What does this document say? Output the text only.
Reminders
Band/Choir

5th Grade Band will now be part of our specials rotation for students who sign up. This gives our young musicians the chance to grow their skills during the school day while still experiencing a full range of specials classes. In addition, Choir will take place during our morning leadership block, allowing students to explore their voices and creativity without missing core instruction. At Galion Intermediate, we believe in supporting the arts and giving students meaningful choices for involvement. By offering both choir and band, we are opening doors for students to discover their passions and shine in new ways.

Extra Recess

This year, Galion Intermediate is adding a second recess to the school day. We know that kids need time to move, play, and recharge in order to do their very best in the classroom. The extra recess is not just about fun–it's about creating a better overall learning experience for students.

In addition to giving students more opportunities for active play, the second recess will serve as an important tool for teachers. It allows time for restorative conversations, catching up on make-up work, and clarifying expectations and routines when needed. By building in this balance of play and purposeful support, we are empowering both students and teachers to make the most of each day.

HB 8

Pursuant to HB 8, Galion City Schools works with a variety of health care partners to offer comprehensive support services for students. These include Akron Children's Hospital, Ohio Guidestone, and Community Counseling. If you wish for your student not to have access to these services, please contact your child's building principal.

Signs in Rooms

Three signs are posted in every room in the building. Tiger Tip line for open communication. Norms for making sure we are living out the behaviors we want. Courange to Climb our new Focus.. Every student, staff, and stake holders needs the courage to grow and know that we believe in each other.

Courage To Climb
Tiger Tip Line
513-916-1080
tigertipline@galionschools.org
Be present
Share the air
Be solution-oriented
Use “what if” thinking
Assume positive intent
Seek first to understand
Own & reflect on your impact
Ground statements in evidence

※ ※ ※

Set exercise: Every entry needs to be retyped exactly.

Exercise response:
What does this document say? Output the text only.
Reminders
Band/Choir

5th Grade Band will now be part of our specials rotation for students who sign up. This gives our young musicians the chance to grow their skills during the school day while still experiencing a full range of specials classes. In addition, Choir will take place during our morning leadership block, allowing students to explore their voices and creativity without missing core instruction. At Galion Intermediate, we believe in supporting the arts and giving students meaningful choices for involvement. By offering both choir and band, we are opening doors for students to discover their passions and shine in new ways.

Extra Recess

This year, Galion Intermediate is adding a second recess to the school day. We know that kids need time to move, play, and recharge in order to do their very best in the classroom. The extra recess is not just about fun–it's about creating a better overall learning experience for students.

In addition to giving students more opportunities for active play, the second recess will serve as an important tool for teachers. It allows time for restorative conversations, catching up on make-up work, and clarifying expectations and routines when needed. By building in this balance of play and purposeful support, we are empowering both students and teachers to make the most of each day.

HB 8

Pursuant to HB 8, Galion City Schools works with a variety of health care partners to offer comprehensive support services for students. These include Akron Children's Hospital, Ohio Guidestone, and Community Counseling. If you wish for your student not to have access to these services, please contact your child's building principal.

Signs in Rooms

Three signs are posted in every room in the building. Tiger Tip line for open communication. Norms for making sure we are living out the behaviors we want. Courange to Climb our new Focus.. Every student, staff, and stake holders needs the courage to grow and know that we believe in each other.

Courage To Climb
Tiger Tip Line
513-916-1080
tigertipline@galionschools.org
Be present
Share the air
Be solution-oriented
Use “what if” thinking
Assume positive intent
Seek first to understand
Own & reflect on your impact
Ground statements in evidence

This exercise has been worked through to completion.